Wednesday 17 October 2007

Adeus

Hoje recordo quando te criei, Ariane. Dei-te os lábios sensuais, dei-te os braços esguios, dei-te as coxas ágeis.. depois moldei-te a alma. Ensinei-te a altivez com muito de ternura, a cúmplice serenidade com laivos de loucura. Dei-te a voz confiante e pausada ordenada por pensamentos límpidos, dei-te a voz rouca e lânguida comandada por pensamentos promíscuos. Assim te fiz personagem, assim reflecti em espelho convexo a tua imagem.. porque queres agora ser mulher? Ser mulher é tarefa árdua, minha criatura... ser mulher é sorrir quando quer chorar, é ser magoada quando apenas anseia amar - e ser amada, e ser amada - é numa longa e distante caminhada vislumbrar apenas o horizonte que um dia sonhou alcançar. Mas sabes, Ariane? São fogos fátuos, apenas... ser mulher é ser dor, meu amor...

Comigo estavas protegida. Com as duas linhas que imaginei e que te proibi de transpores, era fácil seres feliz. Este monitor era o teu mundo, este teclado a tua mente, e serias feliz porque nunca conhecerias o amor, Ariane. Essa droga intoxicante que nos transforma em farrapos, essa torpe loucura sádica inventada por um deus que não existe.. coloquei-te assim, a meu lado, com madeira e pedras a impedirem-te de seres tocada. Porquê, minha boneca de porcelana? Porque insististe em seres mulher?...

▶ Dados registados
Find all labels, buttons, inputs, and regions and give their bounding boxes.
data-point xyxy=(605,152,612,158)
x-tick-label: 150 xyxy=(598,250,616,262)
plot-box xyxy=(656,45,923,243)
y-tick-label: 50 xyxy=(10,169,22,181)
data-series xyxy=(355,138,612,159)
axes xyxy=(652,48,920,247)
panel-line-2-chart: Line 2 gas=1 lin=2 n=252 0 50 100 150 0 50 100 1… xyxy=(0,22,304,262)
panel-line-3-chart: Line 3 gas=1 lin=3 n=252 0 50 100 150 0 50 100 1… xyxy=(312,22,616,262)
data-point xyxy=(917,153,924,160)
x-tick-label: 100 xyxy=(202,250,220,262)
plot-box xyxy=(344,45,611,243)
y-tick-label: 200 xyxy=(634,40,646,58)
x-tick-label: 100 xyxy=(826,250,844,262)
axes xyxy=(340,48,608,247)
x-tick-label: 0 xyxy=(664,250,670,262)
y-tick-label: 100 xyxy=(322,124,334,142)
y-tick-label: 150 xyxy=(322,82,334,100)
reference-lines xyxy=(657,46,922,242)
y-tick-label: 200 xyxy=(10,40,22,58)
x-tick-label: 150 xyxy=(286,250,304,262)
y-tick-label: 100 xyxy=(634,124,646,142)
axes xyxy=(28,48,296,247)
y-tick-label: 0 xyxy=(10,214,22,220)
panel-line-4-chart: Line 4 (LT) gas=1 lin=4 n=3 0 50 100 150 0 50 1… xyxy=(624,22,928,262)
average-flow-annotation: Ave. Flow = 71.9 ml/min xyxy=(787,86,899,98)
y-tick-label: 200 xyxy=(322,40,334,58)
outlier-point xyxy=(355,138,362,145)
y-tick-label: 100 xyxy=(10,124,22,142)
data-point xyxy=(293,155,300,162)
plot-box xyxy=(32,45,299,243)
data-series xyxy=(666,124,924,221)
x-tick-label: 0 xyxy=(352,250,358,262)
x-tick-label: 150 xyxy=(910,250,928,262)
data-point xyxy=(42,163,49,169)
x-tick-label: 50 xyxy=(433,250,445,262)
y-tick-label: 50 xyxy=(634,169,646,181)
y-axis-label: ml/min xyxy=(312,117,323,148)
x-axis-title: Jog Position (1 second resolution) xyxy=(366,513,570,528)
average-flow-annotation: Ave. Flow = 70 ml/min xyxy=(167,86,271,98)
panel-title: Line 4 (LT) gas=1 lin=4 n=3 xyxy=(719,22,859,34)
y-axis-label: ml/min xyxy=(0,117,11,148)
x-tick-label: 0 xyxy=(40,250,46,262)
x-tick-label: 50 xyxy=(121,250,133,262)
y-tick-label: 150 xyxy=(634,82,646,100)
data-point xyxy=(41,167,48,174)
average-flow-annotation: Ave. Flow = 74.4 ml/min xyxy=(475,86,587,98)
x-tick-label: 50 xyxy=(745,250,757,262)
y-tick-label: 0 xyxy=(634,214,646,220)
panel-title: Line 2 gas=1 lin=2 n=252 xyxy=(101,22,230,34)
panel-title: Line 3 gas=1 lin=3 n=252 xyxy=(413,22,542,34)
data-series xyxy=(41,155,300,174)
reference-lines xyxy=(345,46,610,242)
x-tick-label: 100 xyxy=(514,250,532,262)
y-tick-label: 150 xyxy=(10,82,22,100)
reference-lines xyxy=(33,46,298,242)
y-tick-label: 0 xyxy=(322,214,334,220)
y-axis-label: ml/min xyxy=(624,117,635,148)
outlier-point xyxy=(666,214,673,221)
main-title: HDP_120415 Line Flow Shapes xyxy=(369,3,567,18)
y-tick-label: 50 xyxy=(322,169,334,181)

▶ O que se pede
Por favor, altere "espelho convexo" para "espelho côncavo" e transcreva o trecho do texto "Adeus" entre "Hoje recordo quando" e "dor, meu amor...", inclusive.

▶ Resposta ao exercício
Hoje recordo quando te criei, Ariane. Dei-te os lábios sensuais, dei-te os braços esguios, dei-te as coxas ágeis.. depois moldei-te a alma. Ensinei-te a altivez com muito de ternura, a cúmplice serenidade com laivos de loucura. Dei-te a voz confiante e pausada ordenada por pensamentos límpidos, dei-te a voz rouca e lânguida comandada por pensamentos promíscuos. Assim te fiz personagem, assim reflecti em espelho côncavo a tua imagem.. porque queres agora ser mulher? Ser mulher é tarefa árdua, minha criatura... ser mulher é sorrir quando quer chorar, é ser magoada quando apenas anseia amar - e ser amada, e ser amada - é numa longa e distante caminhada vislumbrar apenas o horizonte que um dia sonhou alcançar. Mas sabes, Ariane? São fogos fátuos, apenas... ser mulher é ser dor, meu amor...